課題一覧:
1) ページ抜粋では、"/k" オプションにバッチファイルを与える方法が「ちょっと大変」とされている。その理由を1〜3文で説明せよ。
2) ページ抜粋の文章を、最後の文のあとから書き継げ。

─── ページ抜粋

管理者モードのコマンドプロンプトでプロンプトを変える。

コマンドプロンプトの色を変える。では、有無を言わさず自分が開くコマンドプロンプトのプロンプトを変えてしまう方法を書きました。

ところで自分が使用するNetBSDやLinuxやCygwin上では zsh を使用していて、suでrootになったときにはプロンプトを赤色に変更しています。通常のプロンプトはネイビーというかブルー系です。これは、うっかりミスをできるだけ防ぐように、という工夫です。

これを管理者モードのコマンドプロンプトでも実現できないか、と考えるわけです。

ところで、Windows 10のコマンドプロンプト、通常は CMD.EXE ですが、zshやあるいはMS-DOSのように起動時に自動的に実行される設定ファイルというのはありません。zshでは.zshrcを、MS-DOS (command.com)ではAUTOEXEC.BATを自動的に実行するようになっていますが、CMD.EXEではそれがないため、別途設定してやる必要があります。

管理者モードでコマンドプロンプトの色や表示内容を変えたいと考えるとき、CMD.EXE起動時に自動実行されるファイルがあればそのなかで処理をすればいいと考えます。なので、ここでのキモは二つ。
  1. CMD.EXE起動時に設定用のファイルを自動実行する方法を調べる
  2. 自動実行される設定用ファイルの処理中に「管理者モードかどうかを判定する」方法を調べる
ということになります。

CMD.EXEは "/k" オプションを使ってバッチファイルを引数に与えると、バッチファイルの処理終了後もコンソールを閉じない状態でプロンプトを表示します。ただ、この方法だとCMD.EXEを起動する全てのショートカットに設定しなくてはならないので、ちょっと大変です。

──────
─── 表示データ

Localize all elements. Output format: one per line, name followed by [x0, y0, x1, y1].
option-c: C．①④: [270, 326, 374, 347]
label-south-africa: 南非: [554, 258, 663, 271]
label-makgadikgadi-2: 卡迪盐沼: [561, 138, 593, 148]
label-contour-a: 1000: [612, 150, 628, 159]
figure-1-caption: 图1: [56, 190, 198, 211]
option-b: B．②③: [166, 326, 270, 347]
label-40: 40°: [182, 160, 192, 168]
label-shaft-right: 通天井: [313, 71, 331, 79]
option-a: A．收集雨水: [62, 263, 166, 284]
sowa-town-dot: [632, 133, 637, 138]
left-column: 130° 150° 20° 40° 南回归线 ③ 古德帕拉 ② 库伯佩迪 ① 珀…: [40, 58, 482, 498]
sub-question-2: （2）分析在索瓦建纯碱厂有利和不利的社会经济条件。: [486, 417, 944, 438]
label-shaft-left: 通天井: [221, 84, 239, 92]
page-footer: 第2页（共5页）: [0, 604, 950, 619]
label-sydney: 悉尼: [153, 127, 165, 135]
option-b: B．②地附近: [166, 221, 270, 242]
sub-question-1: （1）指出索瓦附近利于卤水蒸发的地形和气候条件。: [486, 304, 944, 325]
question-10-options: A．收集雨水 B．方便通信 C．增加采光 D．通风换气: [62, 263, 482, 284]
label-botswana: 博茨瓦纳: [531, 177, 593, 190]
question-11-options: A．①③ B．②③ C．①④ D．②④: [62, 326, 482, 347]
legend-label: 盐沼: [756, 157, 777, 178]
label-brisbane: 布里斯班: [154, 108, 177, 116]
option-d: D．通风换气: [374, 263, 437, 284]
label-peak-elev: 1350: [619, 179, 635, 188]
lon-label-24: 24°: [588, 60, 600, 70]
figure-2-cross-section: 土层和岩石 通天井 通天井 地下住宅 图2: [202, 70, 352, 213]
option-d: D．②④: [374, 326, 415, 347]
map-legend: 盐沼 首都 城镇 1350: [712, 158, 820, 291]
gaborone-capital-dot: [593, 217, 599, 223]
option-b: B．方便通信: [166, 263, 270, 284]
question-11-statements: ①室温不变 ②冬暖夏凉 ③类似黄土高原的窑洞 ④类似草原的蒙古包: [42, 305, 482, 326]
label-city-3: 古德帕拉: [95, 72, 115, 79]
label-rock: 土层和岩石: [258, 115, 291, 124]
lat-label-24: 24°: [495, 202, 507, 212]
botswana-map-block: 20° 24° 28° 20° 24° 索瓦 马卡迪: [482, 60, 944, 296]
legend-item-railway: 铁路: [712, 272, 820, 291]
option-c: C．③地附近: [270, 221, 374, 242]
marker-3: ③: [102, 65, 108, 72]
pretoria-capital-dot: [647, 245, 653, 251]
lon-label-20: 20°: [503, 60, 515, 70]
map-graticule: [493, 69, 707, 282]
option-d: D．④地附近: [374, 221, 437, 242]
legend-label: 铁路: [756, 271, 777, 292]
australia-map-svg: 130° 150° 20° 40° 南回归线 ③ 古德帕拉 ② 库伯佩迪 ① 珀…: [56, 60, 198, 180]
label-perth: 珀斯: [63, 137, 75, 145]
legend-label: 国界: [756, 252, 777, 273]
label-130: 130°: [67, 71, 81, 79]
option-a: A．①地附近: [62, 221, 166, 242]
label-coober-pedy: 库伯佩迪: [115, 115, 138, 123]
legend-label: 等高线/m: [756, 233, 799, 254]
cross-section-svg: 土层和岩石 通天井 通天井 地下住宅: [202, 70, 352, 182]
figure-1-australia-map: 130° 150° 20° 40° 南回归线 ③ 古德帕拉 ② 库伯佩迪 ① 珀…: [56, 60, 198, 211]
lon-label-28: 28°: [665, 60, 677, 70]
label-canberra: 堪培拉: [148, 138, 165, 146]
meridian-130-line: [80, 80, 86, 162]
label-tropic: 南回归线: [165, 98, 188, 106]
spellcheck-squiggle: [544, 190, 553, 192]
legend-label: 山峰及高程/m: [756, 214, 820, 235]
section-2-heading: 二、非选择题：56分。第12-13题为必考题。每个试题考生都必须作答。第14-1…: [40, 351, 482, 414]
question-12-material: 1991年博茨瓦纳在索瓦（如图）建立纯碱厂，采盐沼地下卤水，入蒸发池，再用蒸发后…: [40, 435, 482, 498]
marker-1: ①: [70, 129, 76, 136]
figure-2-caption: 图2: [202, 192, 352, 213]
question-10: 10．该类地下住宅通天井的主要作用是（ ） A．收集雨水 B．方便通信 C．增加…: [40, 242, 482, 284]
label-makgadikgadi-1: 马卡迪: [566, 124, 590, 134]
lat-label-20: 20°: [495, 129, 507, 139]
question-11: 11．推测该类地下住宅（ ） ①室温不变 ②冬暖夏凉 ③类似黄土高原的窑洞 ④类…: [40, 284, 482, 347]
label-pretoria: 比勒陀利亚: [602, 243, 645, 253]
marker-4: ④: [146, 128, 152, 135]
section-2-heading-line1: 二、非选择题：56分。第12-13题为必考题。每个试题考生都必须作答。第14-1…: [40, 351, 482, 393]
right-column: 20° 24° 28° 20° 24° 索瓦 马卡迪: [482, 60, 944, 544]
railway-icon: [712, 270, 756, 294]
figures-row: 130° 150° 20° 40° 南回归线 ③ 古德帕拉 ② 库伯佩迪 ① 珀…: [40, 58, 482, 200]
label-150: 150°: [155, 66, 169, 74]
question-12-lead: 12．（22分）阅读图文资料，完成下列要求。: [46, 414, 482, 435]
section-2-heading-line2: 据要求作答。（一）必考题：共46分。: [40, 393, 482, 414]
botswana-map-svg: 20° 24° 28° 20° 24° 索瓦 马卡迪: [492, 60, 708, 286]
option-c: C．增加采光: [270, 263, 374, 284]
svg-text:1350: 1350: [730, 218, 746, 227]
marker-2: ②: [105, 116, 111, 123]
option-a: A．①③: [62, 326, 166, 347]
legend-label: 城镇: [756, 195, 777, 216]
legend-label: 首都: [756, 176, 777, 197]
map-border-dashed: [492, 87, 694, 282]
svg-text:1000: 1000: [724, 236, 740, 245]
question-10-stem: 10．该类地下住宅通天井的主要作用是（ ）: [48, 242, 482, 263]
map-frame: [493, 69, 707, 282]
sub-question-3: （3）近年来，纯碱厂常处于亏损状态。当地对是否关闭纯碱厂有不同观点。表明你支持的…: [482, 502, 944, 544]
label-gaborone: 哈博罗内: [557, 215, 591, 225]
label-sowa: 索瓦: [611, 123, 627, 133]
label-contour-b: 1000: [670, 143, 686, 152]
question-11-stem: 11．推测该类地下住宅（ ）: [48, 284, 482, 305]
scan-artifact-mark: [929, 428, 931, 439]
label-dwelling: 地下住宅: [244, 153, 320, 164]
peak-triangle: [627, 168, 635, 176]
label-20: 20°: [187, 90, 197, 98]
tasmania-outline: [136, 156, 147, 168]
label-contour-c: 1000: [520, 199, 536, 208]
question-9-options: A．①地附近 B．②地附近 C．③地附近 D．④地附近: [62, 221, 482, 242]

──────

解答:
1) この方法では、CMD.EXEを起動するすべてのショートカットに設定をしなければならないからである。

2)
もう一つ、レジストリに自動実行されるコマンドを登録しておくという方法があります。コマンドプロンプトを開いて、help cmd とすると説明が書いてありますが、\HKEY_CURRENT_USER\Software\Microsoft\Command Processor\AutoRun に指定されたコマンドを実行します。

===
コマンド ラインで /D が指定されなかった場合は、CMD.EXE の開始時に次の REG_SZ
または REG_EXPAND_SZ レジストリ変数が検索されます。次のレジストリ変数の両方
またはどちらかが存在する場合、それらを最初に実行します。

HKEY_LOCAL_MACHINE\Software\Microsoft\Command Processor\AutoRun

および/または

HKEY_CURRENT_USER\Software\Microsoft\Command Processor\AutoRun
===

これはすでに自分のPCではHKLMのほうで、\HKEY_LOCAL_MACHINE\SOFTWARE\Microsoft\Command Processor\AutoRundoskey /macrofile=%userprofile%\cmd.rc を指定しています。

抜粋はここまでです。